Collected data entries:
== == ==

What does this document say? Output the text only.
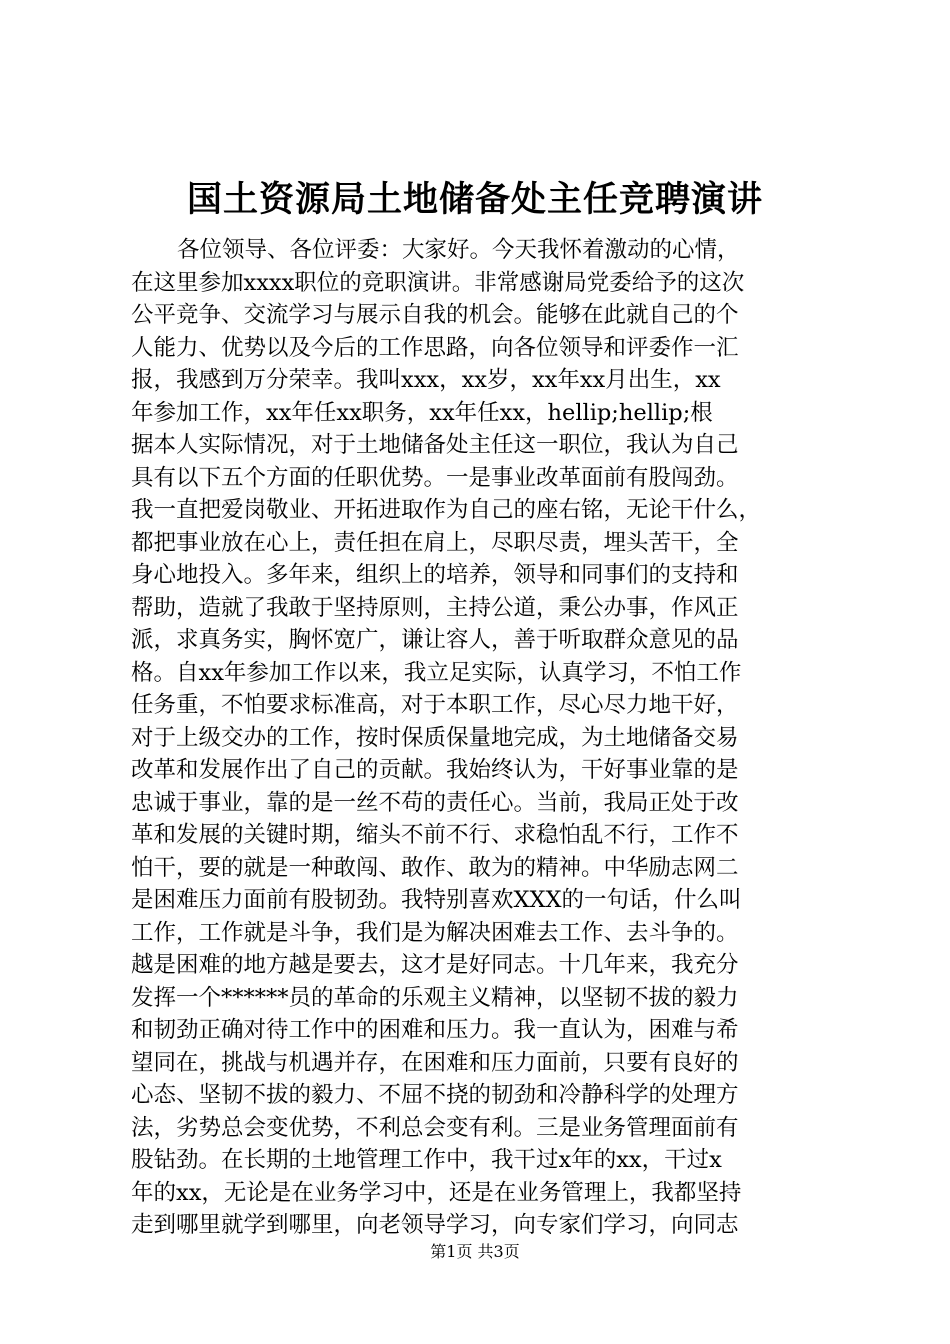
国土资源局土地储备处主任竞聘演讲
各位领导、各位评委：大家好。今天我怀着激动的心情，
在这里参加xxxx职位的竞职演讲。非常感谢局党委给予的这次
公平竞争、交流学习与展示自我的机会。能够在此就自己的个
人能力、优势以及今后的工作思路，向各位领导和评委作一汇
报，我感到万分荣幸。我叫xxx，xx岁，xx年xx月出生，xx
年参加工作，xx年任xx职务，xx年任xx，hellip;hellip;根
据本人实际情况，对于土地储备处主任这一职位，我认为自己
具有以下五个方面的任职优势。一是事业改革面前有股闯劲。
我一直把爱岗敬业、开拓进取作为自己的座右铭，无论干什么，
都把事业放在心上，责任担在肩上，尽职尽责，埋头苦干，全
身心地投入。多年来，组织上的培养，领导和同事们的支持和
帮助，造就了我敢于坚持原则，主持公道，秉公办事，作风正
派，求真务实，胸怀宽广，谦让容人，善于听取群众意见的品
格。自xx年参加工作以来，我立足实际，认真学习，不怕工作
任务重，不怕要求标准高，对于本职工作，尽心尽力地干好，
对于上级交办的工作，按时保质保量地完成，为土地储备交易
改革和发展作出了自己的贡献。我始终认为，干好事业靠的是
忠诚于事业，靠的是一丝不苟的责任心。当前，我局正处于改
革和发展的关键时期，缩头不前不行、求稳怕乱不行，工作不
怕干，要的就是一种敢闯、敢作、敢为的精神。中华励志网二
是困难压力面前有股韧劲。我特别喜欢XXX的一句话，什么叫
工作，工作就是斗争，我们是为解决困难去工作、去斗争的。
越是困难的地方越是要去，这才是好同志。十几年来，我充分
发挥一个******员的革命的乐观主义精神，以坚韧不拔的毅力
和韧劲正确对待工作中的困难和压力。我一直认为，困难与希
望同在，挑战与机遇并存，在困难和压力面前，只要有良好的
心态、坚韧不拔的毅力、不屈不挠的韧劲和冷静科学的处理方
法，劣势总会变优势，不利总会变有利。三是业务管理面前有
股钻劲。在长期的土地管理工作中，我干过x年的xx，干过x
年的xx，无论是在业务学习中，还是在业务管理上，我都坚持
走到哪里就学到哪里，向老领导学习，向专家们学习，向同志
第1页 共3页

== == ==

**Task objective**
Copy out all the data without changing anything, and drop the pictures.

**Correct answer**
What does this document say? Output the text only.
国土资源局土地储备处主任竞聘演讲
各位领导、各位评委：大家好。今天我怀着激动的心情，
在这里参加xxxx职位的竞职演讲。非常感谢局党委给予的这次
公平竞争、交流学习与展示自我的机会。能够在此就自己的个
人能力、优势以及今后的工作思路，向各位领导和评委作一汇
报，我感到万分荣幸。我叫xxx，xx岁，xx年xx月出生，xx
年参加工作，xx年任xx职务，xx年任xx，hellip;hellip;根
据本人实际情况，对于土地储备处主任这一职位，我认为自己
具有以下五个方面的任职优势。一是事业改革面前有股闯劲。
我一直把爱岗敬业、开拓进取作为自己的座右铭，无论干什么，
都把事业放在心上，责任担在肩上，尽职尽责，埋头苦干，全
身心地投入。多年来，组织上的培养，领导和同事们的支持和
帮助，造就了我敢于坚持原则，主持公道，秉公办事，作风正
派，求真务实，胸怀宽广，谦让容人，善于听取群众意见的品
格。自xx年参加工作以来，我立足实际，认真学习，不怕工作
任务重，不怕要求标准高，对于本职工作，尽心尽力地干好，
对于上级交办的工作，按时保质保量地完成，为土地储备交易
改革和发展作出了自己的贡献。我始终认为，干好事业靠的是
忠诚于事业，靠的是一丝不苟的责任心。当前，我局正处于改
革和发展的关键时期，缩头不前不行、求稳怕乱不行，工作不
怕干，要的就是一种敢闯、敢作、敢为的精神。中华励志网二
是困难压力面前有股韧劲。我特别喜欢XXX的一句话，什么叫
工作，工作就是斗争，我们是为解决困难去工作、去斗争的。
越是困难的地方越是要去，这才是好同志。十几年来，我充分
发挥一个******员的革命的乐观主义精神，以坚韧不拔的毅力
和韧劲正确对待工作中的困难和压力。我一直认为，困难与希
望同在，挑战与机遇并存，在困难和压力面前，只要有良好的
心态、坚韧不拔的毅力、不屈不挠的韧劲和冷静科学的处理方
法，劣势总会变优势，不利总会变有利。三是业务管理面前有
股钻劲。在长期的土地管理工作中，我干过x年的xx，干过x
年的xx，无论是在业务学习中，还是在业务管理上，我都坚持
走到哪里就学到哪里，向老领导学习，向专家们学习，向同志
第1页 共3页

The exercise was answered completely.